Begin

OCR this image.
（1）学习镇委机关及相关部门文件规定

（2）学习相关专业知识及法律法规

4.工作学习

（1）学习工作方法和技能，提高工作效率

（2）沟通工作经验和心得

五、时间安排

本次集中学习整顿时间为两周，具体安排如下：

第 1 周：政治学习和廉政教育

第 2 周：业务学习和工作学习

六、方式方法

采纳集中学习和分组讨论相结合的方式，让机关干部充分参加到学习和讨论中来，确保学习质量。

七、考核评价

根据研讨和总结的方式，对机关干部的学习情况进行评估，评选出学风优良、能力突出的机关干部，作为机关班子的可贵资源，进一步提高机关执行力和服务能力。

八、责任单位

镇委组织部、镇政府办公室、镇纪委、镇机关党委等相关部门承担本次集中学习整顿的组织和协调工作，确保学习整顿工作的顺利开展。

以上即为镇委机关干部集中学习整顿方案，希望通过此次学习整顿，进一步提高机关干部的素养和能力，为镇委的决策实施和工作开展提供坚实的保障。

End

YOUR GOAL> Repeat the whole listing exactly, keeping every line intact.

SOLUTION FOR THIS TASK>
OCR this image.
（1）学习镇委机关及相关部门文件规定

（2）学习相关专业知识及法律法规

4.工作学习

（1）学习工作方法和技能，提高工作效率

（2）沟通工作经验和心得

五、时间安排

本次集中学习整顿时间为两周，具体安排如下：

第 1 周：政治学习和廉政教育

第 2 周：业务学习和工作学习

六、方式方法

采纳集中学习和分组讨论相结合的方式，让机关干部充分参加到学习和讨论中来，确保学习质量。

七、考核评价

根据研讨和总结的方式，对机关干部的学习情况进行评估，评选出学风优良、能力突出的机关干部，作为机关班子的可贵资源，进一步提高机关执行力和服务能力。

八、责任单位

镇委组织部、镇政府办公室、镇纪委、镇机关党委等相关部门承担本次集中学习整顿的组织和协调工作，确保学习整顿工作的顺利开展。

以上即为镇委机关干部集中学习整顿方案，希望通过此次学习整顿，进一步提高机关干部的素养和能力，为镇委的决策实施和工作开展提供坚实的保障。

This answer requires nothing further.